**Exercise inputs:**

══════════════════════════════

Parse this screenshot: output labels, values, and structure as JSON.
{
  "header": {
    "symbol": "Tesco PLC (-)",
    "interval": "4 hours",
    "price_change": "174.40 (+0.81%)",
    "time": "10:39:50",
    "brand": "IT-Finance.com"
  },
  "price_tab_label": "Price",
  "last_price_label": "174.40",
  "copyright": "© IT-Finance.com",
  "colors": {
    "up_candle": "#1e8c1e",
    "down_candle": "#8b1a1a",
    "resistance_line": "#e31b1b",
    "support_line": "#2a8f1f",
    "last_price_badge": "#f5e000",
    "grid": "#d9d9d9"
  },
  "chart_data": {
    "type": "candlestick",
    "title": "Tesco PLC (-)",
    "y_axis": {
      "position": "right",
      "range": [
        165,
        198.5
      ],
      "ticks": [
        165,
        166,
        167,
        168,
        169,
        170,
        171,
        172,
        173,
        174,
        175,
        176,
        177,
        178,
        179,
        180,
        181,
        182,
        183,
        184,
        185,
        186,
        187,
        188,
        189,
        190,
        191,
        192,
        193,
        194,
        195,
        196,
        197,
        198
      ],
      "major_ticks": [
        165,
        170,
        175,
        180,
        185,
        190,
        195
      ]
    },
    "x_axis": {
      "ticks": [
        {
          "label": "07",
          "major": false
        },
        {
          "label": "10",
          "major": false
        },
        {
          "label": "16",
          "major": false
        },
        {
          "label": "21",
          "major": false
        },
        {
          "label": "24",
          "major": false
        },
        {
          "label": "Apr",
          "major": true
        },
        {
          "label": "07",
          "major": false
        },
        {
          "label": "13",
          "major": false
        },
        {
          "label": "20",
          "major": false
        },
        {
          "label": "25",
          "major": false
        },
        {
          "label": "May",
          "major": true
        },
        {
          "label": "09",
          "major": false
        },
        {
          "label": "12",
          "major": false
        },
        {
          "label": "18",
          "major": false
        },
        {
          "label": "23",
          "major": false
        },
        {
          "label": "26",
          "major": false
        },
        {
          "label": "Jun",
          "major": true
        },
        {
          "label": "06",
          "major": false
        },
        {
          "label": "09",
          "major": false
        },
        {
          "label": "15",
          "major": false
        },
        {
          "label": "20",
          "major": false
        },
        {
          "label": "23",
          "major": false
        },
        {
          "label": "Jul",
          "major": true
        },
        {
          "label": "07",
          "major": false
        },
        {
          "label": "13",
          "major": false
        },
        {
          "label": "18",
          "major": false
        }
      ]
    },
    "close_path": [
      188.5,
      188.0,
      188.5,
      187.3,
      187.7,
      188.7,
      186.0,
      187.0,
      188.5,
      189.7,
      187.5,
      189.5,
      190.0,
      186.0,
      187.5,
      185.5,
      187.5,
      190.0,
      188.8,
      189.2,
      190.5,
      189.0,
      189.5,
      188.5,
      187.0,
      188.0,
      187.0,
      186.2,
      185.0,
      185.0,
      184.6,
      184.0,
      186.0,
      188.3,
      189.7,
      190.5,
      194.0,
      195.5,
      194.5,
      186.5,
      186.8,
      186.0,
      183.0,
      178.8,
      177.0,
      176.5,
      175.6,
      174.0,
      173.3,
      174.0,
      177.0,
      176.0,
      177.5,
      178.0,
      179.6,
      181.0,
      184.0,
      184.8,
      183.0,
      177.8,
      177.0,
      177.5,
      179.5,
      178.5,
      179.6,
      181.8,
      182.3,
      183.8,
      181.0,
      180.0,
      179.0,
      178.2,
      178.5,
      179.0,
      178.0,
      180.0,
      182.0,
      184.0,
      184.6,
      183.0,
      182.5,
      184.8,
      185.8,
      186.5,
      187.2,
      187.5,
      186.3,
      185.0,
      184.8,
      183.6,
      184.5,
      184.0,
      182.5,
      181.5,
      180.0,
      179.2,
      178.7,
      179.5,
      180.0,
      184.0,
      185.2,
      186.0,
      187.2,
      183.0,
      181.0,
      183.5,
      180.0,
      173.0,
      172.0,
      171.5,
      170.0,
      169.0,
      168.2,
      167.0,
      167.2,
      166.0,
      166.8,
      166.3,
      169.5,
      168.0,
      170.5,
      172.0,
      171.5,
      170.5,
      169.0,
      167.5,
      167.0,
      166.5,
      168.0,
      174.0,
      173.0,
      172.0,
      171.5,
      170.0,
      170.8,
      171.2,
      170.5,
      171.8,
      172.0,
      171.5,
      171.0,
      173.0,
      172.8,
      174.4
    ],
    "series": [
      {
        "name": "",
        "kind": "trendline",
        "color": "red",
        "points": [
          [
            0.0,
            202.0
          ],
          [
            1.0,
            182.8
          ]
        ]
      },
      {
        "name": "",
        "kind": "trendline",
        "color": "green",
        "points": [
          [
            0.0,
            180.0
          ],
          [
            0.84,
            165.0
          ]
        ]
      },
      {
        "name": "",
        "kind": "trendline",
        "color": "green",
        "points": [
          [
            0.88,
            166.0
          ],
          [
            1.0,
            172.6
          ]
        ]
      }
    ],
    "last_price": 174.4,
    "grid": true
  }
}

══════════════════════════════

**Work to do:** Determine how many lines of the entries above carry the string "Finance", and give that number alone.

**Solution to the problem:** 2